## What you should do
Find every line in the records below that holds the word "hairstyles", and copy each one.
-------
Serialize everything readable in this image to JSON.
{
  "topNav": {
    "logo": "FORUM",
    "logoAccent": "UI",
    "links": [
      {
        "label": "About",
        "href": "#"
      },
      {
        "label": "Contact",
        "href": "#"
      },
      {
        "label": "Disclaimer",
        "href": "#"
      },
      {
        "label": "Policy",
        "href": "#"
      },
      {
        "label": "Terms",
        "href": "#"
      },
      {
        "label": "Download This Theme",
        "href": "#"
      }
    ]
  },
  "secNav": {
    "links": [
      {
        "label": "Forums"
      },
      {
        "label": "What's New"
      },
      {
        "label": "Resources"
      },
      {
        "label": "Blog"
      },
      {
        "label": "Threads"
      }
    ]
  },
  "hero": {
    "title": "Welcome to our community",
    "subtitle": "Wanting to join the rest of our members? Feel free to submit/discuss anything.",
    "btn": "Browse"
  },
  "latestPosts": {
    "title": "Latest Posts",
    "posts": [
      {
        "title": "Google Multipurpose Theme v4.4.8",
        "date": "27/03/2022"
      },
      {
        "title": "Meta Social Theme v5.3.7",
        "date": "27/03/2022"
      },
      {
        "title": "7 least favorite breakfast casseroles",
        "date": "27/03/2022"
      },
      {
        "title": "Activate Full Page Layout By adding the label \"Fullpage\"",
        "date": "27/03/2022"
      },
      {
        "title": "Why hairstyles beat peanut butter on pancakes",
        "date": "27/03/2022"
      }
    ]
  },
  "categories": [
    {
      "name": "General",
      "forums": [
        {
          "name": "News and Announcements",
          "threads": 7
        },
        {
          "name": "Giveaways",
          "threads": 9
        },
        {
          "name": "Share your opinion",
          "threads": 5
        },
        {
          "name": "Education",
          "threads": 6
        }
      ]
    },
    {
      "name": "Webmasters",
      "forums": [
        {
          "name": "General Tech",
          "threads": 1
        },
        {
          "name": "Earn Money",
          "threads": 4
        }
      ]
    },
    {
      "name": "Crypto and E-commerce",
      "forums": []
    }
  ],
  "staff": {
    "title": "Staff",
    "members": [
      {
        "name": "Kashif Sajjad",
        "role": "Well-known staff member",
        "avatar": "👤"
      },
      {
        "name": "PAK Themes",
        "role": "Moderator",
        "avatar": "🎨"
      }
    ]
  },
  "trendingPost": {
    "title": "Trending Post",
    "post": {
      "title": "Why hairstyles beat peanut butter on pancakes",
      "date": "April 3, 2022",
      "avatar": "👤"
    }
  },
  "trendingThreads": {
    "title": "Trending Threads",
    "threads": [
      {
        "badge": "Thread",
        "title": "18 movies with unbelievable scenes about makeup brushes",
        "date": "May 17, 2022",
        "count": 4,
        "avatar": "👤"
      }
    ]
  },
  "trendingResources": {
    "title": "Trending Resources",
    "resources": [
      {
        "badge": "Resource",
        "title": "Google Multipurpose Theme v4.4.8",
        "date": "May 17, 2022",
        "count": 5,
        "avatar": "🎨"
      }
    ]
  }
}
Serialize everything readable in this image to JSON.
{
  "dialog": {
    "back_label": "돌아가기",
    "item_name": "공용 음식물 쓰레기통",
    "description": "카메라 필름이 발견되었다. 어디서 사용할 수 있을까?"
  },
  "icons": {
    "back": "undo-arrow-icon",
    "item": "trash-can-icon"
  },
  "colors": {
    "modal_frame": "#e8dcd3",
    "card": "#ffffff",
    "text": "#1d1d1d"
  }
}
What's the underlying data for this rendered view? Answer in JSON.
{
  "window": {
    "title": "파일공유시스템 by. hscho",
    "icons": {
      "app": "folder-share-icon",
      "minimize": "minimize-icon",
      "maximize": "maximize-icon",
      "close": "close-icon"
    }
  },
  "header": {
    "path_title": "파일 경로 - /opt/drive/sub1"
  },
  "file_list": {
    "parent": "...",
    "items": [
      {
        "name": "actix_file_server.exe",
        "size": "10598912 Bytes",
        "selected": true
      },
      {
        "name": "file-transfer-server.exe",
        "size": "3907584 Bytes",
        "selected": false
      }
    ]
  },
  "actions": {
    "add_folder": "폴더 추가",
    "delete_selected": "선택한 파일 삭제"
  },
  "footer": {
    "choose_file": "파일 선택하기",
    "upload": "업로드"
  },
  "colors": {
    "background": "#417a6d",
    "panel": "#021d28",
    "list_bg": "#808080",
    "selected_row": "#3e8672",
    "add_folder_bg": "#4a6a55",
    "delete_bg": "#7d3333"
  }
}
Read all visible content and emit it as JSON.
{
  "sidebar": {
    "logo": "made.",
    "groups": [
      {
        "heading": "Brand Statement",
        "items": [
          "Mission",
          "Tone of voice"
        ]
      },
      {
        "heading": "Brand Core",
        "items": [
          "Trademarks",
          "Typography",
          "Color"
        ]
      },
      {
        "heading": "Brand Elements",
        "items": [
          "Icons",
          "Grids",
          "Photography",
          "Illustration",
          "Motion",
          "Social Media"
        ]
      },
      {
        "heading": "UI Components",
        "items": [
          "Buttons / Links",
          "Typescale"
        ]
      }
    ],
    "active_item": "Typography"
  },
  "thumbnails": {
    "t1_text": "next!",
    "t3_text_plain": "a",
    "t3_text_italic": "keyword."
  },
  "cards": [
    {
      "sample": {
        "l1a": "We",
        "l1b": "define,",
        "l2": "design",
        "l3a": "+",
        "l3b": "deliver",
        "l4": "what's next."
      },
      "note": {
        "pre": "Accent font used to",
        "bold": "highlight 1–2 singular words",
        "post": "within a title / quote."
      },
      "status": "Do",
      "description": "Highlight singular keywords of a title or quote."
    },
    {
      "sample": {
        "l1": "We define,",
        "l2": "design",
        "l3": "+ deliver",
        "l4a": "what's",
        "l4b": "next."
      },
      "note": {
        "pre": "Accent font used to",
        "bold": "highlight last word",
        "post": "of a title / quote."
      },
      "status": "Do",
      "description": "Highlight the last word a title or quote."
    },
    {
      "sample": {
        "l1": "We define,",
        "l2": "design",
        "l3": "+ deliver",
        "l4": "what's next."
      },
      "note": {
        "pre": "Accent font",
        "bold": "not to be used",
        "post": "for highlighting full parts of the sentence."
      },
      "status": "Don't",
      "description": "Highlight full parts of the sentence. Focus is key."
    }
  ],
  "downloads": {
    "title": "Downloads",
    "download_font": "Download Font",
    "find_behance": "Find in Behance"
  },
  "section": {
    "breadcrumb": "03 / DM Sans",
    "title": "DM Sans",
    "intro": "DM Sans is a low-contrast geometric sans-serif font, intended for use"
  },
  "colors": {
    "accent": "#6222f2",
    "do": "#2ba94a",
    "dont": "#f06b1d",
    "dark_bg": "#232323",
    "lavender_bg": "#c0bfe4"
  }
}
-------
## Output of the task
        "title": "Why hairstyles beat peanut butter on pancakes",
      "title": "Why hairstyles beat peanut butter on pancakes",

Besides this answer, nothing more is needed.